[Start of Source material]

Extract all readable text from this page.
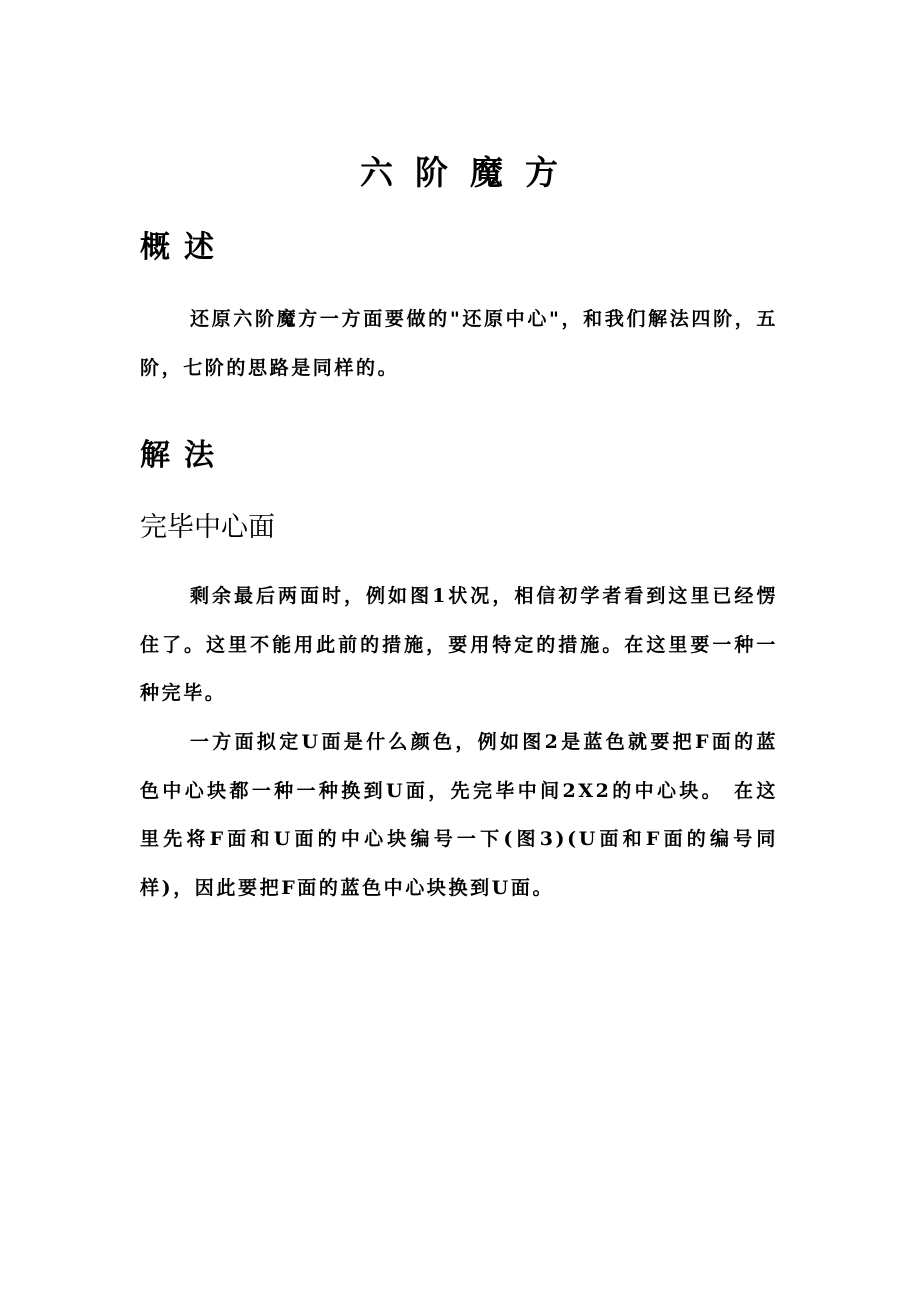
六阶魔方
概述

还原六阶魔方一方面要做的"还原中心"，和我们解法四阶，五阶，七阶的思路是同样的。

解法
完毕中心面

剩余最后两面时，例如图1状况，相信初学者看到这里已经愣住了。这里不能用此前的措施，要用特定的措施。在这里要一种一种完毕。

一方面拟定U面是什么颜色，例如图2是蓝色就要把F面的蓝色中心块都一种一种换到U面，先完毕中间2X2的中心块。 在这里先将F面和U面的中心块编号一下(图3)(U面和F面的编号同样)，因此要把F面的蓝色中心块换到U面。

[End of Source material]

- [Aim]
Copy out the entries verbatim and leave the images out.

- [Task response]
Extract all readable text from this page.
六阶魔方
概述

还原六阶魔方一方面要做的"还原中心"，和我们解法四阶，五阶，七阶的思路是同样的。

解法
完毕中心面

剩余最后两面时，例如图1状况，相信初学者看到这里已经愣住了。这里不能用此前的措施，要用特定的措施。在这里要一种一种完毕。

一方面拟定U面是什么颜色，例如图2是蓝色就要把F面的蓝色中心块都一种一种换到U面，先完毕中间2X2的中心块。 在这里先将F面和U面的中心块编号一下(图3)(U面和F面的编号同样)，因此要把F面的蓝色中心块换到U面。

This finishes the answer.